▸ TASK
Please retype the data in full and exactly; the pictures are not part of the copy.

▸ RECORDS FOR THIS EXERCISE
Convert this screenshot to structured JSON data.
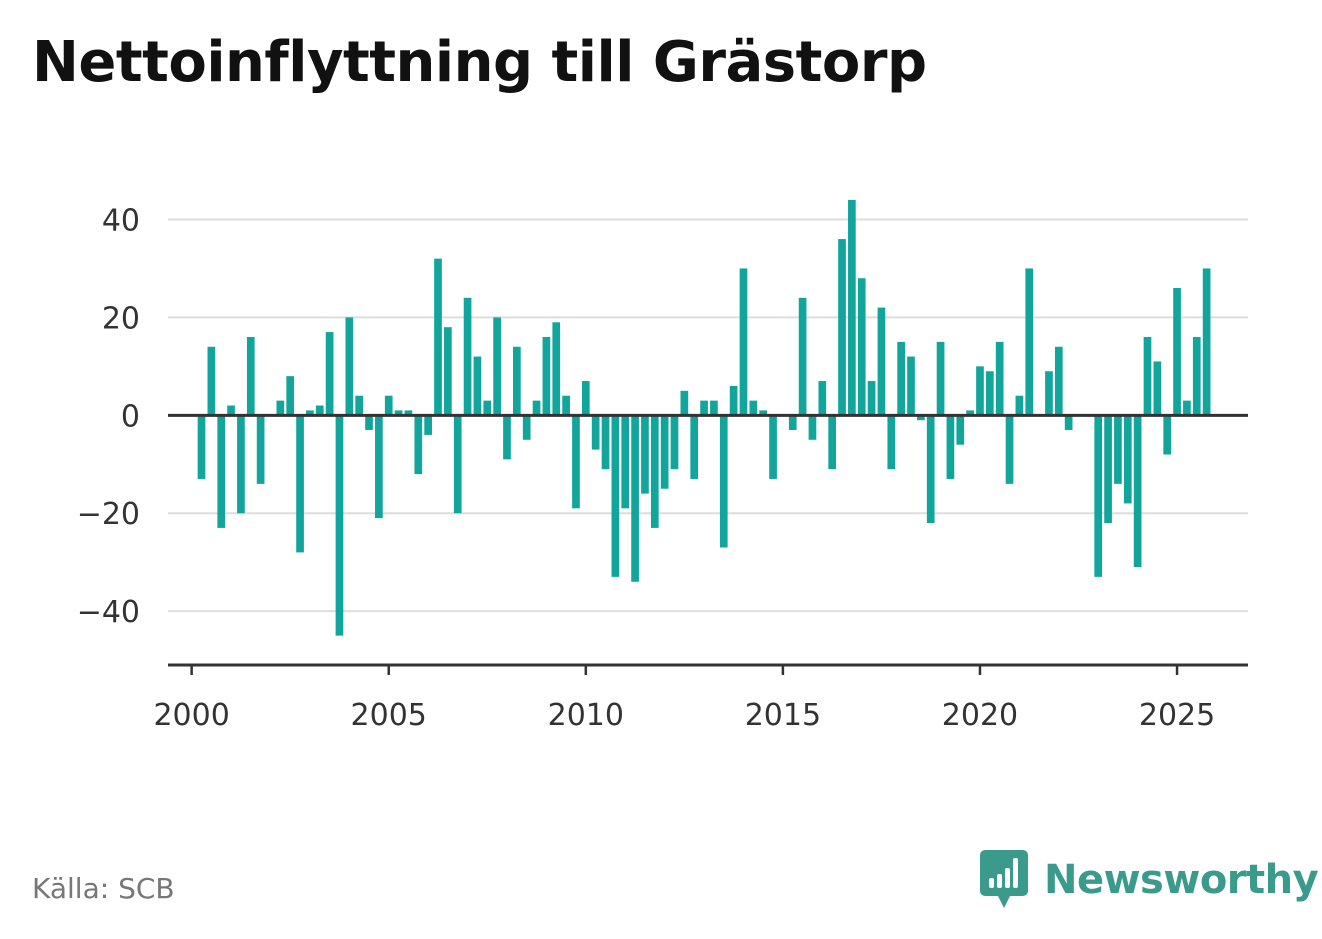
{
  "title": "Nettoinflyttning till Grästorp",
  "source": "Källa: SCB",
  "brand": {
    "name": "Newsworthy",
    "icon": "newsworthy-logo-icon"
  },
  "colors": {
    "bar": "#12a59c",
    "axis": "#333333",
    "grid": "#dddddd",
    "brand": "#3a9a8c"
  },
  "chart_data": {
    "type": "bar",
    "frequency": "quarterly",
    "x_start": 2000.25,
    "x_step": 0.25,
    "xlim": [
      1999.4,
      2026.8
    ],
    "ylim": [
      -51,
      45
    ],
    "x_ticks": [
      2000,
      2005,
      2010,
      2015,
      2020,
      2025
    ],
    "x_tick_labels": [
      "2000",
      "2005",
      "2010",
      "2015",
      "2020",
      "2025"
    ],
    "y_ticks": [
      40,
      20,
      0,
      -20,
      -40
    ],
    "y_tick_labels": [
      "40",
      "20",
      "0",
      "−20",
      "−40"
    ],
    "grid": true,
    "xlabel": "",
    "ylabel": "",
    "values": [
      -13,
      14,
      -23,
      2,
      -20,
      16,
      -14,
      0,
      3,
      8,
      -28,
      1,
      2,
      17,
      -45,
      20,
      4,
      -3,
      -21,
      4,
      1,
      1,
      -12,
      -4,
      32,
      18,
      -20,
      24,
      12,
      3,
      20,
      -9,
      14,
      -5,
      3,
      16,
      19,
      4,
      -19,
      7,
      -7,
      -11,
      -33,
      -19,
      -34,
      -16,
      -23,
      -15,
      -11,
      5,
      -13,
      3,
      3,
      -27,
      6,
      30,
      3,
      1,
      -13,
      0,
      -3,
      24,
      -5,
      7,
      -11,
      36,
      44,
      28,
      7,
      22,
      -11,
      15,
      12,
      -1,
      -22,
      15,
      -13,
      -6,
      1,
      10,
      9,
      15,
      -14,
      4,
      30,
      0,
      9,
      14,
      -3,
      0,
      0,
      -33,
      -22,
      -14,
      -18,
      -31,
      16,
      11,
      -8,
      26,
      3,
      16,
      30
    ]
  }
}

▸ WRITTEN ANSWER
Convert this screenshot to structured JSON data.
{
  "title": "Nettoinflyttning till Grästorp",
  "source": "Källa: SCB",
  "brand": {
    "name": "Newsworthy",
    "icon": "newsworthy-logo-icon"
  },
  "colors": {
    "bar": "#12a59c",
    "axis": "#333333",
    "grid": "#dddddd",
    "brand": "#3a9a8c"
  },
  "chart_data": {
    "type": "bar",
    "frequency": "quarterly",
    "x_start": 2000.25,
    "x_step": 0.25,
    "xlim": [
      1999.4,
      2026.8
    ],
    "ylim": [
      -51,
      45
    ],
    "x_ticks": [
      2000,
      2005,
      2010,
      2015,
      2020,
      2025
    ],
    "x_tick_labels": [
      "2000",
      "2005",
      "2010",
      "2015",
      "2020",
      "2025"
    ],
    "y_ticks": [
      40,
      20,
      0,
      -20,
      -40
    ],
    "y_tick_labels": [
      "40",
      "20",
      "0",
      "−20",
      "−40"
    ],
    "grid": true,
    "xlabel": "",
    "ylabel": "",
    "values": [
      -13,
      14,
      -23,
      2,
      -20,
      16,
      -14,
      0,
      3,
      8,
      -28,
      1,
      2,
      17,
      -45,
      20,
      4,
      -3,
      -21,
      4,
      1,
      1,
      -12,
      -4,
      32,
      18,
      -20,
      24,
      12,
      3,
      20,
      -9,
      14,
      -5,
      3,
      16,
      19,
      4,
      -19,
      7,
      -7,
      -11,
      -33,
      -19,
      -34,
      -16,
      -23,
      -15,
      -11,
      5,
      -13,
      3,
      3,
      -27,
      6,
      30,
      3,
      1,
      -13,
      0,
      -3,
      24,
      -5,
      7,
      -11,
      36,
      44,
      28,
      7,
      22,
      -11,
      15,
      12,
      -1,
      -22,
      15,
      -13,
      -6,
      1,
      10,
      9,
      15,
      -14,
      4,
      30,
      0,
      9,
      14,
      -3,
      0,
      0,
      -33,
      -22,
      -14,
      -18,
      -31,
      16,
      11,
      -8,
      26,
      3,
      16,
      30
    ]
  }
}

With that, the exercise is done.